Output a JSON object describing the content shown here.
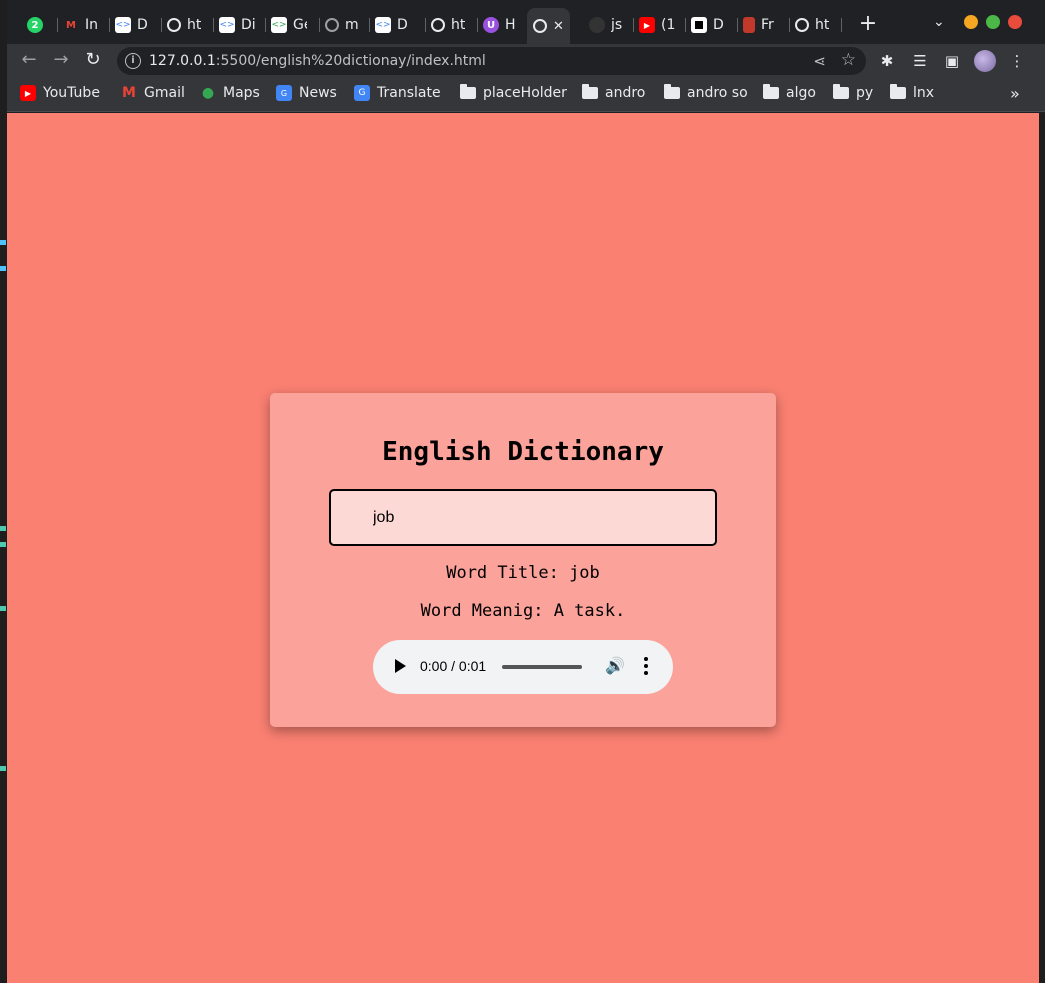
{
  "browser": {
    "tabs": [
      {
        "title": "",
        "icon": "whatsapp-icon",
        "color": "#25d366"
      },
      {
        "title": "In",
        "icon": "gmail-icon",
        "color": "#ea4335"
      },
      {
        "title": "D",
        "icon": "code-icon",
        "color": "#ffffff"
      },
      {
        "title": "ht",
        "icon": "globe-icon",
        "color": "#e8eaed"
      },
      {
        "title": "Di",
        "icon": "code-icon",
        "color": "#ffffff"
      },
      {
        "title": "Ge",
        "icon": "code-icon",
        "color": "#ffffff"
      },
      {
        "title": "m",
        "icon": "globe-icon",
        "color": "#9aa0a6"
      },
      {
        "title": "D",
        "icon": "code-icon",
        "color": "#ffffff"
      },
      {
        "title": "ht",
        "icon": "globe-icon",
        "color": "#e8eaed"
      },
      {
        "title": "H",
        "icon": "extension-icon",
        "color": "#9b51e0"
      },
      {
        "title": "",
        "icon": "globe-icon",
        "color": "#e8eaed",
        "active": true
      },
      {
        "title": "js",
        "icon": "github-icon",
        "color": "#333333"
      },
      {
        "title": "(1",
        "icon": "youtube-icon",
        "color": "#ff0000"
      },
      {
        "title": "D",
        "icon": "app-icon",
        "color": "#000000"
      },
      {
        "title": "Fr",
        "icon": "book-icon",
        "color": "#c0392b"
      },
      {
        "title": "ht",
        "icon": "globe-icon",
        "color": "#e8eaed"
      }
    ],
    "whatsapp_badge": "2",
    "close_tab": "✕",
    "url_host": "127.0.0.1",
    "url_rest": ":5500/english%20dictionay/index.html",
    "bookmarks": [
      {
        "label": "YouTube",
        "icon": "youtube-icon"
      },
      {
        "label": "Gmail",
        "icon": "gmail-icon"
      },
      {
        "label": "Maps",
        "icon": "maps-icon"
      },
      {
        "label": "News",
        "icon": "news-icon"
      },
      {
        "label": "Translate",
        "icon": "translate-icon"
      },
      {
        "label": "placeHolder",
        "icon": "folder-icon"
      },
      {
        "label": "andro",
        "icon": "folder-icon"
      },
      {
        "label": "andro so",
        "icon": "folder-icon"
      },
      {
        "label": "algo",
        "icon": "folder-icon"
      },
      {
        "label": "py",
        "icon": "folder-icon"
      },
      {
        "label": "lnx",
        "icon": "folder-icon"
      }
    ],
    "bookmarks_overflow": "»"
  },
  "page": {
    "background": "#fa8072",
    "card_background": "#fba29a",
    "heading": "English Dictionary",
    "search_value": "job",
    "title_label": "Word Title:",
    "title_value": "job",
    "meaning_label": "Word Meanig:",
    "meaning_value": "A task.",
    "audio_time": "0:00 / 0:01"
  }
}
==
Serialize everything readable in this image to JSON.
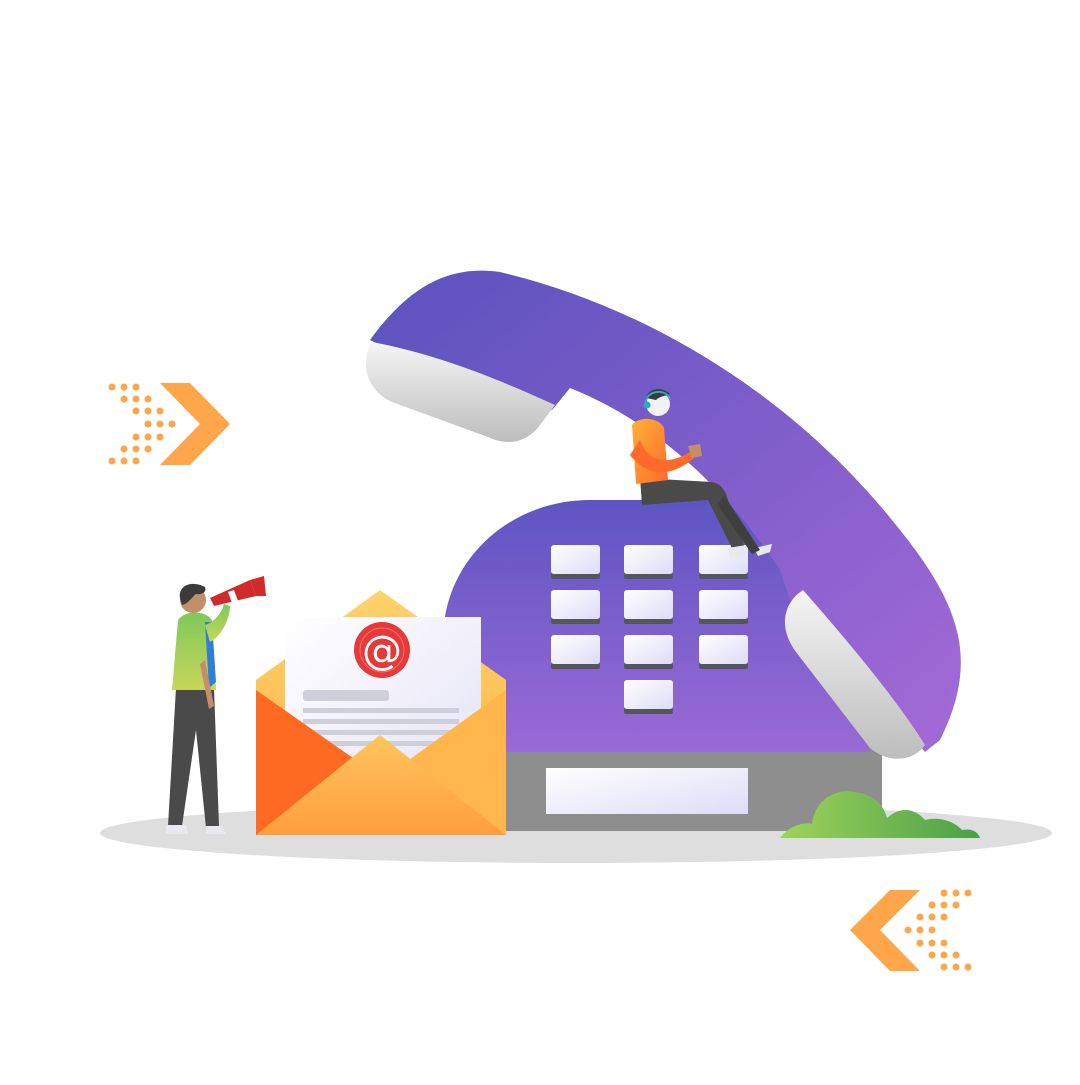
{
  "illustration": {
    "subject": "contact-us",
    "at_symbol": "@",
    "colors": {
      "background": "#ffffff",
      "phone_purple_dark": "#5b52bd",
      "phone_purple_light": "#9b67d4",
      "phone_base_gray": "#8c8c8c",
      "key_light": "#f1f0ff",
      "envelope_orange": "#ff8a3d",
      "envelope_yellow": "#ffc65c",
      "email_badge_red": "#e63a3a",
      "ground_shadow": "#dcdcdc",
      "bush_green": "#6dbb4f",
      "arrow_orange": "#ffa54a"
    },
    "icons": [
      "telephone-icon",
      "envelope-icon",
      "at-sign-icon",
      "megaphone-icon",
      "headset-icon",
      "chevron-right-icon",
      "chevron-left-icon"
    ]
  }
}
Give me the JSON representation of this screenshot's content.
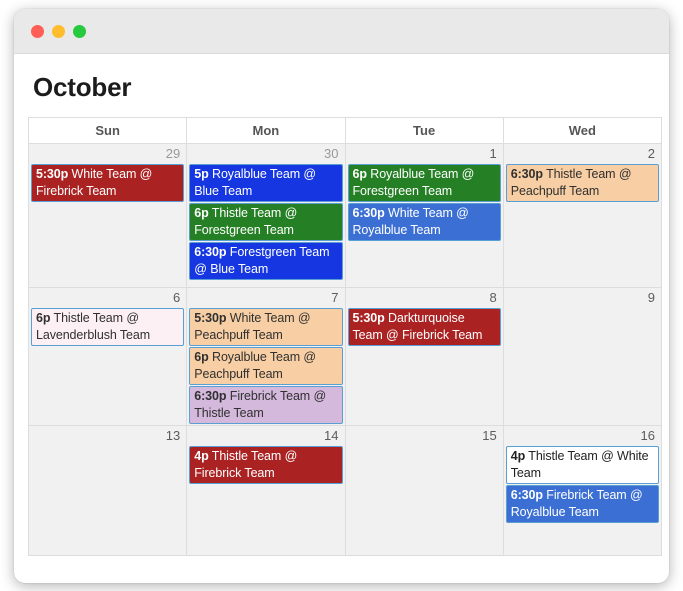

» **AIM OF THE EXERCISE**: Extract, without any images, the part of the material above that opens with the line containing "Serialize everything readable" and closes with the line containing "Give me the", both lines included.

» **THE COMPLETED TASK**:
Serialize everything readable in this image to JSON.
{
  "illustration": {
    "subject": "contact-us",
    "at_symbol": "@",
    "colors": {
      "background": "#ffffff",
      "phone_purple_dark": "#5b52bd",
      "phone_purple_light": "#9b67d4",
      "phone_base_gray": "#8c8c8c",
      "key_light": "#f1f0ff",
      "envelope_orange": "#ff8a3d",
      "envelope_yellow": "#ffc65c",
      "email_badge_red": "#e63a3a",
      "ground_shadow": "#dcdcdc",
      "bush_green": "#6dbb4f",
      "arrow_orange": "#ffa54a"
    },
    "icons": [
      "telephone-icon",
      "envelope-icon",
      "at-sign-icon",
      "megaphone-icon",
      "headset-icon",
      "chevron-right-icon",
      "chevron-left-icon"
    ]
  }
}
Give me the JSON representation of this screenshot's content.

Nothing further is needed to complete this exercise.